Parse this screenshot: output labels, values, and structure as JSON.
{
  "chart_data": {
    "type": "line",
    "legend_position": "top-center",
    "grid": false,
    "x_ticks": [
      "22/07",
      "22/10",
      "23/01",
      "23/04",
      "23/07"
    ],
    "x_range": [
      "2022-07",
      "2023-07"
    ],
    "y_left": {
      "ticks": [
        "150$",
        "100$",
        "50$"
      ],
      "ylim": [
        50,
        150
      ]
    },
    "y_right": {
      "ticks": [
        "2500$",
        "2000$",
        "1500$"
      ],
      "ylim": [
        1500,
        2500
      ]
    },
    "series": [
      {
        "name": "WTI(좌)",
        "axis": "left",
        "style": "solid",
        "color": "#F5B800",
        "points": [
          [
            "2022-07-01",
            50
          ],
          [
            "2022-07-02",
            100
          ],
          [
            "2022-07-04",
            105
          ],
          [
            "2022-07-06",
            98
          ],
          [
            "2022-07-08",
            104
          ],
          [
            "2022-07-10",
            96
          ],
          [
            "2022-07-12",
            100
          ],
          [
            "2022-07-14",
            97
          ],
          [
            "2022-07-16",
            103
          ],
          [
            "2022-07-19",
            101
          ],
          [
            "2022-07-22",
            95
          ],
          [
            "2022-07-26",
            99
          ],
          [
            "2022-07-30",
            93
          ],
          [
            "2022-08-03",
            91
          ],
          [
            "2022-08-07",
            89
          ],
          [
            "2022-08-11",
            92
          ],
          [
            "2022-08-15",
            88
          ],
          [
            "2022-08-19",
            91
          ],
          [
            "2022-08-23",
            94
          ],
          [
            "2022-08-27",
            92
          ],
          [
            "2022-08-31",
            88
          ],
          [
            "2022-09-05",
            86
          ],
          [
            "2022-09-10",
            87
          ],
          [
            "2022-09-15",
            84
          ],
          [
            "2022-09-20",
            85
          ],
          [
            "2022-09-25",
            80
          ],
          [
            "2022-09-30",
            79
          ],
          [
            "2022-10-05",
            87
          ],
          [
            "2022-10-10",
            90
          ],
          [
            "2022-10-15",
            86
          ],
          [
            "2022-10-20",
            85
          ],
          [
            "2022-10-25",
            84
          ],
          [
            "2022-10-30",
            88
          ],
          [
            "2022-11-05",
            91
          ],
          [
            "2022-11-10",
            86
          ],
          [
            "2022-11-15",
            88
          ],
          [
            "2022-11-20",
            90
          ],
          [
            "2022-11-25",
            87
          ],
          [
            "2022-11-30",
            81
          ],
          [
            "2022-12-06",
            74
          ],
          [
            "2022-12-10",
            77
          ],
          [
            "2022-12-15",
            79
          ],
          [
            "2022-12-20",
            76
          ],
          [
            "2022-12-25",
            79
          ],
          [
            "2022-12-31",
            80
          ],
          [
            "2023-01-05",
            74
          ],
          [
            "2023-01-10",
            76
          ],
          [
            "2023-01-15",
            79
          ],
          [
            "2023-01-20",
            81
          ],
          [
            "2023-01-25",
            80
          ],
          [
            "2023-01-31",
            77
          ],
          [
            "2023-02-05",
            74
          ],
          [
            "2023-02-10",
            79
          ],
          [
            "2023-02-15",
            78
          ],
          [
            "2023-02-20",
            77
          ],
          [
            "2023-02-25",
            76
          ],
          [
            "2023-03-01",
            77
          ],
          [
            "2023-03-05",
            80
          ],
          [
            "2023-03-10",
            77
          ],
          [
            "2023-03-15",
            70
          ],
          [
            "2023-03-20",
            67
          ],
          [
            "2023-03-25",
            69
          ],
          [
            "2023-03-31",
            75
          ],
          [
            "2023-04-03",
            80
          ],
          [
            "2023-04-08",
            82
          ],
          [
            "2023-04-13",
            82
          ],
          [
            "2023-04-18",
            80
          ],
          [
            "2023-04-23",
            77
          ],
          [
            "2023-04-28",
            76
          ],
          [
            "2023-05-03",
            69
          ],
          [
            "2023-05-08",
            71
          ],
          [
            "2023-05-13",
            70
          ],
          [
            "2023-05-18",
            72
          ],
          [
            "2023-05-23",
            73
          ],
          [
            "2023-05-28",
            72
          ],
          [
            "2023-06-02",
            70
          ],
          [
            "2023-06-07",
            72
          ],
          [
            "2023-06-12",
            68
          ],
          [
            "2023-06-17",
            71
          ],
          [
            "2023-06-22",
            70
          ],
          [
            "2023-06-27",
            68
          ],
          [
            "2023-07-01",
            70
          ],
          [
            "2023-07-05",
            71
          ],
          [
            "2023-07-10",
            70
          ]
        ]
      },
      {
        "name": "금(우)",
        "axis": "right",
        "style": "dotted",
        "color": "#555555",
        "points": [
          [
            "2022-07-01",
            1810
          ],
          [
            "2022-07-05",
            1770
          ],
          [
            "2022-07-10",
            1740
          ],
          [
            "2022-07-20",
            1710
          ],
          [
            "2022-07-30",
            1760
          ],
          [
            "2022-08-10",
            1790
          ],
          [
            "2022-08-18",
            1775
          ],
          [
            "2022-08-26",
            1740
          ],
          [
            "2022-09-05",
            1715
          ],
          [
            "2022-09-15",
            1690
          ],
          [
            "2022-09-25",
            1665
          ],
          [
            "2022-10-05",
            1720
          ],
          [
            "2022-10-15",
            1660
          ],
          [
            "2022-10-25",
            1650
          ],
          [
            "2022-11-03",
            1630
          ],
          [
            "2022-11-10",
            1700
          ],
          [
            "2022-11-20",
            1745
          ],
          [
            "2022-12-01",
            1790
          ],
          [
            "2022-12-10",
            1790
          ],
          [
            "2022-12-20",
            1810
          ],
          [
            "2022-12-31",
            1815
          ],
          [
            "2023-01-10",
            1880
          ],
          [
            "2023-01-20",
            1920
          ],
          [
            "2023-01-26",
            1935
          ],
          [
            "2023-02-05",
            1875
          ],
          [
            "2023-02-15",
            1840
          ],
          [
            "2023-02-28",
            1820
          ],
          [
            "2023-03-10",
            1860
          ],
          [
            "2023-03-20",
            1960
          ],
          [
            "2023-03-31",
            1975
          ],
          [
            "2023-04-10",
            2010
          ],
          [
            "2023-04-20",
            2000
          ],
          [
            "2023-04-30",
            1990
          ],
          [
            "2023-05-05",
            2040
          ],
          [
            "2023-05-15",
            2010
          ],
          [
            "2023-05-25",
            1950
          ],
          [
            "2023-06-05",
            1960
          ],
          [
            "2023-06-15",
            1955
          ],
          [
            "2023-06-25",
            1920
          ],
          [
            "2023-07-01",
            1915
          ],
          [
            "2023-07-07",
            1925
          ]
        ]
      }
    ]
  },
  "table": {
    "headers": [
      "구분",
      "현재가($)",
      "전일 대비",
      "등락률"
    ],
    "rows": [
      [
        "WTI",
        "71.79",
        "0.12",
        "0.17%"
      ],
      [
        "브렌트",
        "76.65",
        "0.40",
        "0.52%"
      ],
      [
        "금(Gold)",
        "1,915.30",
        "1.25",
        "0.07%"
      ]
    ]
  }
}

☆ ☆ ☆ ☆ ☆ ☆ ☆

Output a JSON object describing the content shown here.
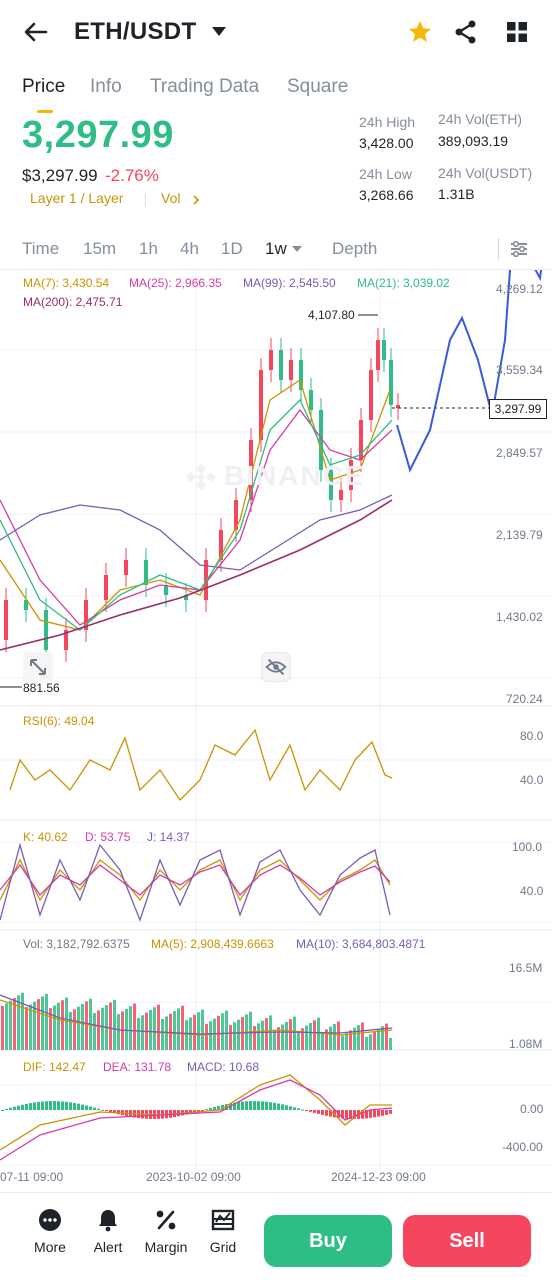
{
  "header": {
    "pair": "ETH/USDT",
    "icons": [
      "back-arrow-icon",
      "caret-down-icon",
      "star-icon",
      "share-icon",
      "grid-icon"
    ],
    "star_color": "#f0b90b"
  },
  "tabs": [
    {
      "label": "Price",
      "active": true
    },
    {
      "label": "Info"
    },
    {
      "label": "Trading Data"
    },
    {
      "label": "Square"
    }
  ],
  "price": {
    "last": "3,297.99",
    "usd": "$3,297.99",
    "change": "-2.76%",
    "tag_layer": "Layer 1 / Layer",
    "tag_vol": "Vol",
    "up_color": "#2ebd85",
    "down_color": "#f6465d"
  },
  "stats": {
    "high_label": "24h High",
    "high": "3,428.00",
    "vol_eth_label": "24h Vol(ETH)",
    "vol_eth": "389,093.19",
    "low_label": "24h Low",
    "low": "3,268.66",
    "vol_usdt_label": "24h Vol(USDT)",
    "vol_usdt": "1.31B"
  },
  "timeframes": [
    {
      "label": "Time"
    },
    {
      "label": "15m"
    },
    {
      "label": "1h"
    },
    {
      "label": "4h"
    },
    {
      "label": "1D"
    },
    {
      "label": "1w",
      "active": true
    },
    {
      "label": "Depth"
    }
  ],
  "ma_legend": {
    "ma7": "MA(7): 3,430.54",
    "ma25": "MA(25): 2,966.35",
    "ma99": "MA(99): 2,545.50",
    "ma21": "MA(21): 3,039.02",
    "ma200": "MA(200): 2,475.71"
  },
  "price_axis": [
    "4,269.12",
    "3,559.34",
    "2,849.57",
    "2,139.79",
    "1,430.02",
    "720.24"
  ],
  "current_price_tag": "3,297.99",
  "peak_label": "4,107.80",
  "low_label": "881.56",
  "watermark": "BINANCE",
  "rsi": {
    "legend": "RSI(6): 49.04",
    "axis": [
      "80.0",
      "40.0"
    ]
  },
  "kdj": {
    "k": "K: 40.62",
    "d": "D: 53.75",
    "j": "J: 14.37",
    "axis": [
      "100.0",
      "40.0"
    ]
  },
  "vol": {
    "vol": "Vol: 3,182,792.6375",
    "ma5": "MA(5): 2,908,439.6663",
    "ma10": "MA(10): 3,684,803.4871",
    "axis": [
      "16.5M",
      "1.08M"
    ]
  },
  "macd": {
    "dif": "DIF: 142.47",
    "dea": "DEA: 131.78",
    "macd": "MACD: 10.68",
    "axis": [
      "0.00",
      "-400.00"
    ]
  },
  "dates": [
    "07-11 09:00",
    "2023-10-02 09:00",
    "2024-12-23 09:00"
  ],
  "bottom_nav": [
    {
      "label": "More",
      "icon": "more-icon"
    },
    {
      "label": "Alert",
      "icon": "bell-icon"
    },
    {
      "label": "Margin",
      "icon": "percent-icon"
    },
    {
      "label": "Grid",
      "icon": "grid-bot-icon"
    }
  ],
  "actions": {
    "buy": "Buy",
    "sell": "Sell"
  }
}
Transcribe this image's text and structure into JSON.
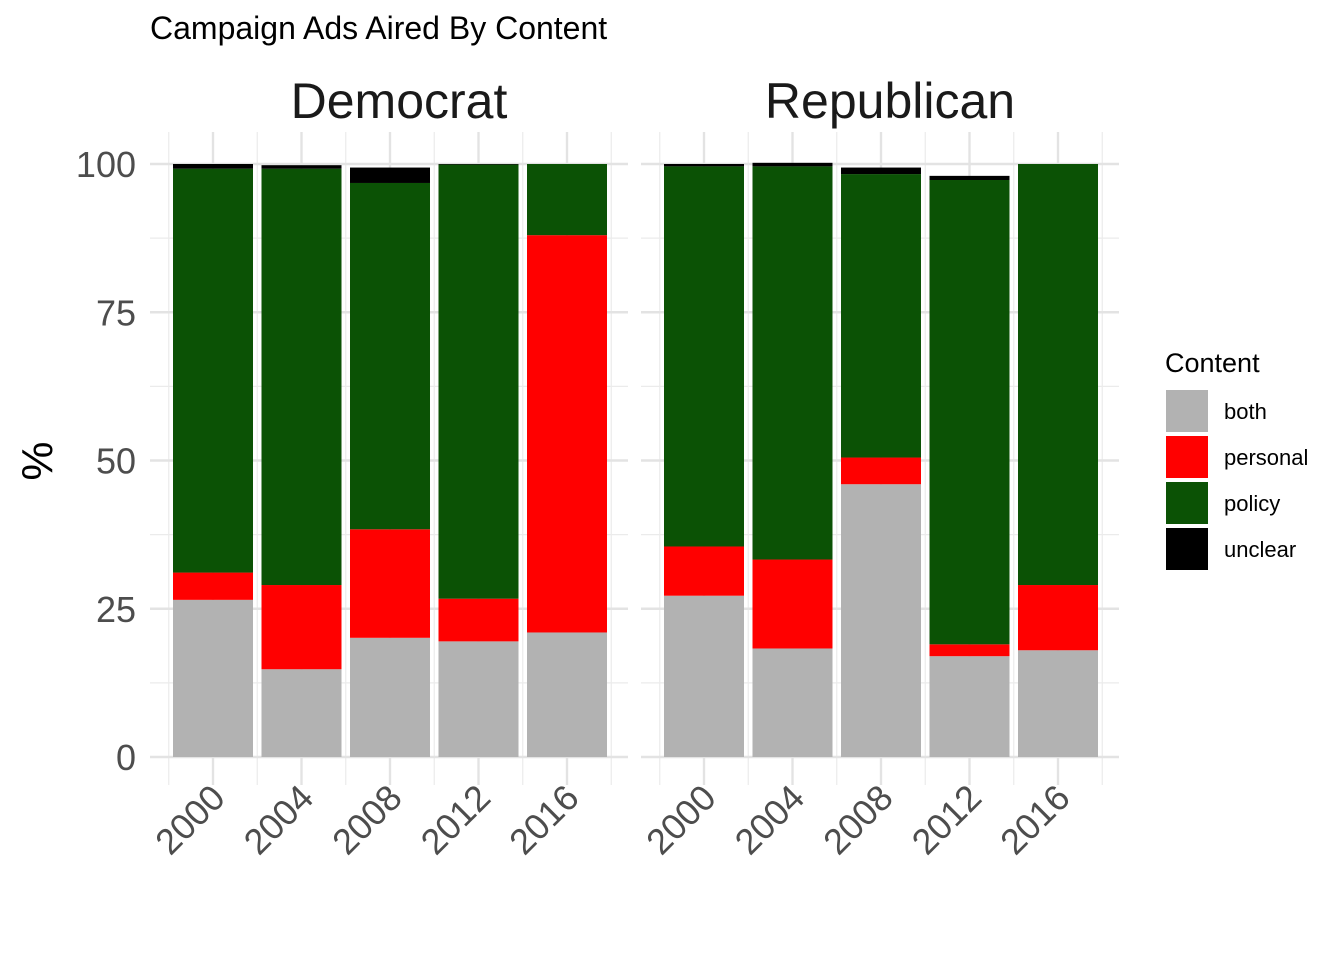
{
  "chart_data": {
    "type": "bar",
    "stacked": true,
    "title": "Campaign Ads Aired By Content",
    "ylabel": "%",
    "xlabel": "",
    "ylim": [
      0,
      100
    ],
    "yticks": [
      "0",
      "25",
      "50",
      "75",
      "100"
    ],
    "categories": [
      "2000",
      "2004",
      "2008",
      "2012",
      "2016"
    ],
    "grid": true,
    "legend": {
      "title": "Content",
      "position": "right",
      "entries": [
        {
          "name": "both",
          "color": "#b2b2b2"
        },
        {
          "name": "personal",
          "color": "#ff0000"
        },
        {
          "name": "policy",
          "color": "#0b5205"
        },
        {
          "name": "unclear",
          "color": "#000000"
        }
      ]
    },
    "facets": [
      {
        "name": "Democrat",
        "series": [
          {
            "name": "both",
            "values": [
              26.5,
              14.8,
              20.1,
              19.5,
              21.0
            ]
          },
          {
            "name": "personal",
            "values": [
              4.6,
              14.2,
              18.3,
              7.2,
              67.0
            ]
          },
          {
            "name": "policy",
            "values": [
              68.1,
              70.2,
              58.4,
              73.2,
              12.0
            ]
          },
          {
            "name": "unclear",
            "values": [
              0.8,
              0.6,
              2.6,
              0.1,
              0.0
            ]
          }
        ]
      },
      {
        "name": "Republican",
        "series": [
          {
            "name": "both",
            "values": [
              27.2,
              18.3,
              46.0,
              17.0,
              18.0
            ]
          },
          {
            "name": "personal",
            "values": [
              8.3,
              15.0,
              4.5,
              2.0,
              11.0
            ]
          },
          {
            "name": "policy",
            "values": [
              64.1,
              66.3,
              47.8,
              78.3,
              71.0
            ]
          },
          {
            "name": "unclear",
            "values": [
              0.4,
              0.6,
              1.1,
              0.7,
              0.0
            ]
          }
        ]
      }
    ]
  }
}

☆ ☆ ☆ ☆ ☆ ☆ ☆

SHORT EXERCISE: Using the material above, state how many lines include the string "this". Answer with a single number.

WRITTEN REPLY: 2